**TASK GOAL:**
Go through the listing and copy each line with the string "html".

**INPUT DATA:**

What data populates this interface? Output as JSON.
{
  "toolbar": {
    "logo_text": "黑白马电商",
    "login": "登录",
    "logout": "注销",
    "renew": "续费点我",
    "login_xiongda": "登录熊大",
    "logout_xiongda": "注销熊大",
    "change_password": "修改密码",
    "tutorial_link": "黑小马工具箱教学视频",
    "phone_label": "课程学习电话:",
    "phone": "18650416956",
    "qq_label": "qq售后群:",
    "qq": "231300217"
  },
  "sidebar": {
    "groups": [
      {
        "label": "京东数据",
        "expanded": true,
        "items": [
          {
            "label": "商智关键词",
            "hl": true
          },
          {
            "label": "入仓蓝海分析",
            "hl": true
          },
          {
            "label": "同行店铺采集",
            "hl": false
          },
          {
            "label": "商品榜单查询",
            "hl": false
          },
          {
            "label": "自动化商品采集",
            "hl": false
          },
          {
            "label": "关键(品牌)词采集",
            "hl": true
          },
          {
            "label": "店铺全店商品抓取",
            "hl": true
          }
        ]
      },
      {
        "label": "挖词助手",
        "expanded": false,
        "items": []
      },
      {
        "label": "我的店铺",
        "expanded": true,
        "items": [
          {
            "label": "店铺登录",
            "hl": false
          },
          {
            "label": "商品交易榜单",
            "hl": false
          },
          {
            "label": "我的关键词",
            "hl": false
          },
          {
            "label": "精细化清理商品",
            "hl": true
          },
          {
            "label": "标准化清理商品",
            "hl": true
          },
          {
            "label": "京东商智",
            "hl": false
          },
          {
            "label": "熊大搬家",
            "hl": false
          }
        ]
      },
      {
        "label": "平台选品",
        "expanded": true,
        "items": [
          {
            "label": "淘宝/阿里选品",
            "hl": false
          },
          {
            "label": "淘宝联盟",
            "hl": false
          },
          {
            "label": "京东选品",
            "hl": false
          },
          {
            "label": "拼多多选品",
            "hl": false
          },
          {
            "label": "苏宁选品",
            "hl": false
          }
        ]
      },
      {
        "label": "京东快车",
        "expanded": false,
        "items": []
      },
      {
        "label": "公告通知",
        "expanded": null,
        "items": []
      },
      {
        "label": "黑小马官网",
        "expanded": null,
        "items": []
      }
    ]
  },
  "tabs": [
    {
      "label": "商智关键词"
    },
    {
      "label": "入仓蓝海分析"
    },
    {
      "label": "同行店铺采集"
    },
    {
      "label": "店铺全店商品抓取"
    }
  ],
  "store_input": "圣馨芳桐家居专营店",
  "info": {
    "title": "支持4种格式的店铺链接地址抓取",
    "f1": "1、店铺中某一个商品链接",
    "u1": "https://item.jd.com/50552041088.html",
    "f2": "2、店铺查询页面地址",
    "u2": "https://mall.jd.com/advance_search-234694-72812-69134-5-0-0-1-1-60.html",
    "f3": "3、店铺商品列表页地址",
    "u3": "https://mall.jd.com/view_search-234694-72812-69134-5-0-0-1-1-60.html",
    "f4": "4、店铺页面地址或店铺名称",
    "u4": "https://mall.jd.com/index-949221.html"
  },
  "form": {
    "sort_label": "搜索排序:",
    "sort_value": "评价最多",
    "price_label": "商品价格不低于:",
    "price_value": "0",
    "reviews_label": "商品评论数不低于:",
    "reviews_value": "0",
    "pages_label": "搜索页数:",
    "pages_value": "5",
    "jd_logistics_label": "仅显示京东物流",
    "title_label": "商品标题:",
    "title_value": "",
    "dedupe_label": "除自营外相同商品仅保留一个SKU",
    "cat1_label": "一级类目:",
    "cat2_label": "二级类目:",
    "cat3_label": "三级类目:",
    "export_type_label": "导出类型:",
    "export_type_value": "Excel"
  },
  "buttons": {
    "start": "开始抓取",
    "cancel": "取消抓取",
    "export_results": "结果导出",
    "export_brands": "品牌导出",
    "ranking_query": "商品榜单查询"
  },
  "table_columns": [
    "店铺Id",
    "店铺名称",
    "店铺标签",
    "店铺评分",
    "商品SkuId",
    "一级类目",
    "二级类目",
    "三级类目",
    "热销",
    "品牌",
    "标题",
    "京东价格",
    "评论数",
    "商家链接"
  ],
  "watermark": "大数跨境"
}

**SOLUTION TO THE EXERCISE:**
    "u1": "https://item.jd.com/50552041088.html",
    "u2": "https://mall.jd.com/advance_search-234694-72812-69134-5-0-0-1-1-60.html",
    "u3": "https://mall.jd.com/view_search-234694-72812-69134-5-0-0-1-1-60.html",
    "u4": "https://mall.jd.com/index-949221.html"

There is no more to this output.